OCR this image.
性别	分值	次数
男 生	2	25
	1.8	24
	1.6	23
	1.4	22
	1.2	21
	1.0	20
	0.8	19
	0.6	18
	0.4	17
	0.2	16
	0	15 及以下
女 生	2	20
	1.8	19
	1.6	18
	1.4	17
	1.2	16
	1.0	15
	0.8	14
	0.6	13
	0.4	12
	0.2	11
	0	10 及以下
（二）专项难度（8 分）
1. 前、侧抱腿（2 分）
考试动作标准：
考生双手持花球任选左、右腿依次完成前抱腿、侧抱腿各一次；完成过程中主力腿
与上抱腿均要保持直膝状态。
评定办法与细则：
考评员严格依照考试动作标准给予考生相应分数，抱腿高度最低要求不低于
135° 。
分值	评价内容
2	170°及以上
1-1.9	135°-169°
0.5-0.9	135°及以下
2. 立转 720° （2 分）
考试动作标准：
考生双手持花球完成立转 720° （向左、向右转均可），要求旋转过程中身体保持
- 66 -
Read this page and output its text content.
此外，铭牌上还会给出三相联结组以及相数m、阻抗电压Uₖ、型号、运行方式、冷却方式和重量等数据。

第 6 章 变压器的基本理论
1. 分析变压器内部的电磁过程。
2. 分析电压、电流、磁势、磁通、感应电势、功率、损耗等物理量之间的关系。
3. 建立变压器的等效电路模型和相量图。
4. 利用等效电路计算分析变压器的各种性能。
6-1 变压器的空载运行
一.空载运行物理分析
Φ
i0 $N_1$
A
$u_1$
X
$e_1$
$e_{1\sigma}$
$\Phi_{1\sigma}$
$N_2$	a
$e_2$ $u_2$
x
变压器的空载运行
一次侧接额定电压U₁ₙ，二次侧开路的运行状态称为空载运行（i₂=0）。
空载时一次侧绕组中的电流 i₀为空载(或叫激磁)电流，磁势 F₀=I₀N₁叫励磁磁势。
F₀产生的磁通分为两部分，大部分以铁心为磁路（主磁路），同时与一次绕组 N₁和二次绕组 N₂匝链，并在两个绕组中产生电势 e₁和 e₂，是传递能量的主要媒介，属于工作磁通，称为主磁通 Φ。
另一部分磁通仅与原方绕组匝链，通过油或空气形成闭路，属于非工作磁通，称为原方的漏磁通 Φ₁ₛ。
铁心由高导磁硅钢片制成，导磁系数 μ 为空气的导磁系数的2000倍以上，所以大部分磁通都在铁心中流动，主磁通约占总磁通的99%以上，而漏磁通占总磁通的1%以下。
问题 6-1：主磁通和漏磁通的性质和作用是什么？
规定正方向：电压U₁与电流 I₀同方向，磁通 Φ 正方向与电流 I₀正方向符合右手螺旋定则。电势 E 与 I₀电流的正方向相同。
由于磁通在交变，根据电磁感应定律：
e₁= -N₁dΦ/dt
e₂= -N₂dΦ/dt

= = = = = = =

SET EXERCISE: Scan the material for lines with the word "this", and copy each line you find.

RESULT OF THE TASK:
OCR this image.
Read this page and output its text content.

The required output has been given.